In Italia abbiamo tanti bei festival, curati, stimolanti e davvero importanti. Ne abbiamo un po' meno se contiamo quelli pensati per un pubblico grosso, sopra i 2000 paganti. Chi ne propone aggiunge esperienze, mette energie in circolo, anche solo per quello merita attenzione. In più Hai Paura Del Buio? ha un suo gusto. Ad un certo punto Angela mi tira fuori nel cortile e indica Gabrielli con la sua nuova orchestrina di liscio che rifanno “Rosamunda” insieme a Roberto Dell'Era. Gli sguardi son contenti, ci sono i bambini che ballano; ed è una bella scelta: a quel punto della notte, con gli headliner che suonano in contemporanea, non ce n'era per forza bisogno, è un plus per far star meglio la gente e per farla divertire. Dettagli del genere li apprezzo molto. Qui le interviste:


MANUEL AGNELLI
La domanda più importante, l'unica, direi, che mi suggerisce Hai paura del buio? è: i Festival che fanno cultura possono funzionare solo se non si pagano i musicisti?
E' una bella domanda. Adesso come adesso sì o, per lo meno, noi siamo riusciti a fare questo, magari qualcun altro ci riesce. E' vero che è se non hai sponsor o non hai sovvenzioni amministrative da parte di un comune o da parte della Comunità Europea, è davvero impegnativo pagare un baraccone così complesso e articolato pagando dei cachet.

Sulla pagina facebook di XL, a mio avviso, c'è stato più di un problema di comunicazione.

Dati di annotazione del layout:
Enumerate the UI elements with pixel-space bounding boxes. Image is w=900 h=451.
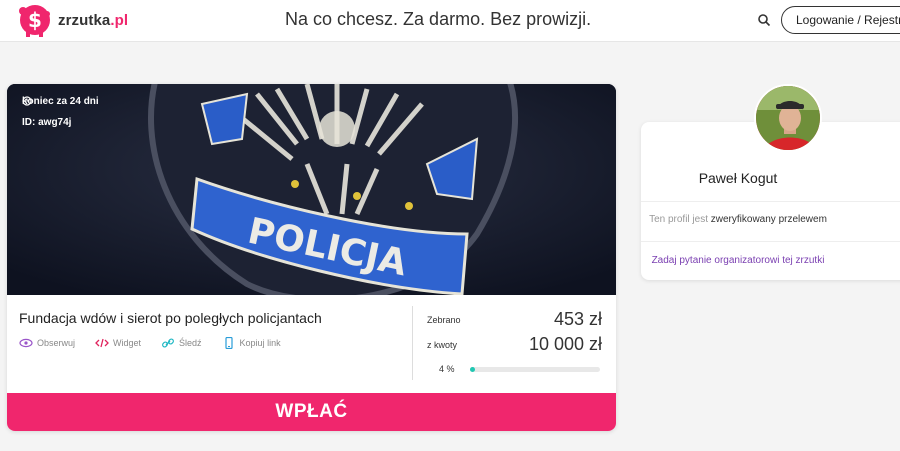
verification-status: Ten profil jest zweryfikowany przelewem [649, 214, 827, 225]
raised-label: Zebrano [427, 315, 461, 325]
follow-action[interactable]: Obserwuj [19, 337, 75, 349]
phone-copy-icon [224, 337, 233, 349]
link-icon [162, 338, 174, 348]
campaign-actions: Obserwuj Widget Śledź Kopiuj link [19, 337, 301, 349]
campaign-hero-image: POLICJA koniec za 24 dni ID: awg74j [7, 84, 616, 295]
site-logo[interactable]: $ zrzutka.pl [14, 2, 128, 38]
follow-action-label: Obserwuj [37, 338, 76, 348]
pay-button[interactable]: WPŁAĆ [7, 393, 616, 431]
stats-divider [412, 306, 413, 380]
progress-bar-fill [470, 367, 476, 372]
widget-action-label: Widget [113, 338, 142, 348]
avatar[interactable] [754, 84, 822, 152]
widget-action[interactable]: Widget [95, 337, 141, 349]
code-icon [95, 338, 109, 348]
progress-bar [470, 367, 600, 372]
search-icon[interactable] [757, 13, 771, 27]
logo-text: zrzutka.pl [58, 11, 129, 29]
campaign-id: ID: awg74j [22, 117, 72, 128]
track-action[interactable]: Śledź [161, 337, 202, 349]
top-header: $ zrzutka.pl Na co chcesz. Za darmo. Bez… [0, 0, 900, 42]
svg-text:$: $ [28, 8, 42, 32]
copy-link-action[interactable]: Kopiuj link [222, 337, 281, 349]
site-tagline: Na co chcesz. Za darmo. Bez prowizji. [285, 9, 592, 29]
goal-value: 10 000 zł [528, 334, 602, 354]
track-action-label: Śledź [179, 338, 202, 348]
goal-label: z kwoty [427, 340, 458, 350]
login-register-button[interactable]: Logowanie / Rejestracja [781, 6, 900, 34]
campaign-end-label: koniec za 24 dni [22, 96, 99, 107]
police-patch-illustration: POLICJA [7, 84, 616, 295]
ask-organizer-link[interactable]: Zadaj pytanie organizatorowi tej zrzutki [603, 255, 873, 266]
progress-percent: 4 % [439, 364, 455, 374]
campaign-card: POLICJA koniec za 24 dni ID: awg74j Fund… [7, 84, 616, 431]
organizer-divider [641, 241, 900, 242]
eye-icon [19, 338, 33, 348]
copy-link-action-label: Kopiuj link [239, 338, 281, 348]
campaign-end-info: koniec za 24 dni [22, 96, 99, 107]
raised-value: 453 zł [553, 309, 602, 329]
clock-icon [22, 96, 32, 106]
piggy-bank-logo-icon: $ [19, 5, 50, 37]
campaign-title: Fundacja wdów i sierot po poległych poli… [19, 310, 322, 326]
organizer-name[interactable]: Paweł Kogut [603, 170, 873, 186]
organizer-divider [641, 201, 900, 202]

Consegna: Puoi proseguire l'articolo sul festival «Hai Paura Del Buio?» a partire dall'ultima frase riportata? I record provengono da un'altra fonte.

Risposta:
Io non rispondo di XL, XL è uno dei media partner, è meglio che rispondano loro. Io non ho messo in piedi questo festival per alimentare un dibattito sulla cultura, non me ne frega un cazzo. Di dibattito ce n'è stato tanto, ce ne è ancora, ce ne sarà sempre. Alla fine, noi volevamo fare delle cose concrete, molto concrete, cominciare a dare dei piccoli esempi concreti di dinamismo.

Il festival è molto bello ma convieni con me che ce ne sono già di esempi di questo tipo. Non siete gli unici.
Ci sono delle piccole cose molto belle, fra l'altro molte delle quali ci hanno visti come protagonisti. A parte i teatri occupati dove siamo stati in giro per gli ultimi due anni, a Castelbasso per esempio c'è un festival dove io e Xabier siamo andati a fare un reading musicato con improvvisazioni. Ed è un festival meraviglioso Castelbasso, un festival culturale completo, molto bello. Però è anche vero che un festival come Hai Paura del buio?, di questa portata, così articolato, e con questo tipo di feedback intorno, non lo so, non lo vedo in giro, non mi sembra ce ne siano altri.

C'è il MI AMI.
Il MI AMI però non così multi settoriale, è un festival musicale.

Ci sono i reading, i fumetti, i banchetti.
Va bene, ok, c'è il MI AMI, qui nessuno vuole avere il primato, non me ne frega niente (ride, Nda).

Non mi interessa rivendicare il mio festival, ovvio. Ma se leggi l'articolo che è uscito oggi su XL è indifendibile, si descrivono davvero come i salvatori della patria. Non lo trovo così rispettoso nei confronti di chi da anni organizza eventi in Italia. Noi e tanti altri.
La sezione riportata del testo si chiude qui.